[Items from a data source]
%%
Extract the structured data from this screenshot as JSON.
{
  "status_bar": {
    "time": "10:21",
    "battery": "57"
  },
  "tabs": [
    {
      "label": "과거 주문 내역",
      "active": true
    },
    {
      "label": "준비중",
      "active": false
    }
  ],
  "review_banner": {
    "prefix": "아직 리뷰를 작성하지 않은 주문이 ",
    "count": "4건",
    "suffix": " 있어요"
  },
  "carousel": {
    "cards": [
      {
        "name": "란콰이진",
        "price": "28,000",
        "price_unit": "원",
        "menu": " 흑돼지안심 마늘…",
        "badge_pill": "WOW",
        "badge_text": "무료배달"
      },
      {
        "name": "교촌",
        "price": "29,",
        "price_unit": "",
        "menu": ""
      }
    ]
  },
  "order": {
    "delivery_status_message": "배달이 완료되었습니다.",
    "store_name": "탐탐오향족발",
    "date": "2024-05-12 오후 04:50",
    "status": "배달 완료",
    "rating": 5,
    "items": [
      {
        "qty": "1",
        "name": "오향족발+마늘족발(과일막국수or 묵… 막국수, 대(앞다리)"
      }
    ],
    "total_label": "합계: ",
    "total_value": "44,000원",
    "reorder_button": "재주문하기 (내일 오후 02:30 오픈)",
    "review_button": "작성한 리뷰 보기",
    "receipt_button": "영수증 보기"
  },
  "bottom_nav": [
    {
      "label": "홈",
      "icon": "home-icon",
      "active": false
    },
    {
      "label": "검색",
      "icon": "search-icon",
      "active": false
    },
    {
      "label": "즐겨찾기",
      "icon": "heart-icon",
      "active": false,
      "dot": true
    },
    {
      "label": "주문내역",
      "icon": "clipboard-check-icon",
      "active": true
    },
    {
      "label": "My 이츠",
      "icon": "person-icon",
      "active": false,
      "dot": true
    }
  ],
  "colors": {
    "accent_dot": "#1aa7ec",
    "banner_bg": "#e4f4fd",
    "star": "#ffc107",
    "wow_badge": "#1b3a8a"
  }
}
%%
Set exercise
Copy the records above exactly.

Output
Extract the structured data from this screenshot as JSON.
{
  "status_bar": {
    "time": "10:21",
    "battery": "57"
  },
  "tabs": [
    {
      "label": "과거 주문 내역",
      "active": true
    },
    {
      "label": "준비중",
      "active": false
    }
  ],
  "review_banner": {
    "prefix": "아직 리뷰를 작성하지 않은 주문이 ",
    "count": "4건",
    "suffix": " 있어요"
  },
  "carousel": {
    "cards": [
      {
        "name": "란콰이진",
        "price": "28,000",
        "price_unit": "원",
        "menu": " 흑돼지안심 마늘…",
        "badge_pill": "WOW",
        "badge_text": "무료배달"
      },
      {
        "name": "교촌",
        "price": "29,",
        "price_unit": "",
        "menu": ""
      }
    ]
  },
  "order": {
    "delivery_status_message": "배달이 완료되었습니다.",
    "store_name": "탐탐오향족발",
    "date": "2024-05-12 오후 04:50",
    "status": "배달 완료",
    "rating": 5,
    "items": [
      {
        "qty": "1",
        "name": "오향족발+마늘족발(과일막국수or 묵… 막국수, 대(앞다리)"
      }
    ],
    "total_label": "합계: ",
    "total_value": "44,000원",
    "reorder_button": "재주문하기 (내일 오후 02:30 오픈)",
    "review_button": "작성한 리뷰 보기",
    "receipt_button": "영수증 보기"
  },
  "bottom_nav": [
    {
      "label": "홈",
      "icon": "home-icon",
      "active": false
    },
    {
      "label": "검색",
      "icon": "search-icon",
      "active": false
    },
    {
      "label": "즐겨찾기",
      "icon": "heart-icon",
      "active": false,
      "dot": true
    },
    {
      "label": "주문내역",
      "icon": "clipboard-check-icon",
      "active": true
    },
    {
      "label": "My 이츠",
      "icon": "person-icon",
      "active": false,
      "dot": true
    }
  ],
  "colors": {
    "accent_dot": "#1aa7ec",
    "banner_bg": "#e4f4fd",
    "star": "#ffc107",
    "wow_badge": "#1b3a8a"
  }
}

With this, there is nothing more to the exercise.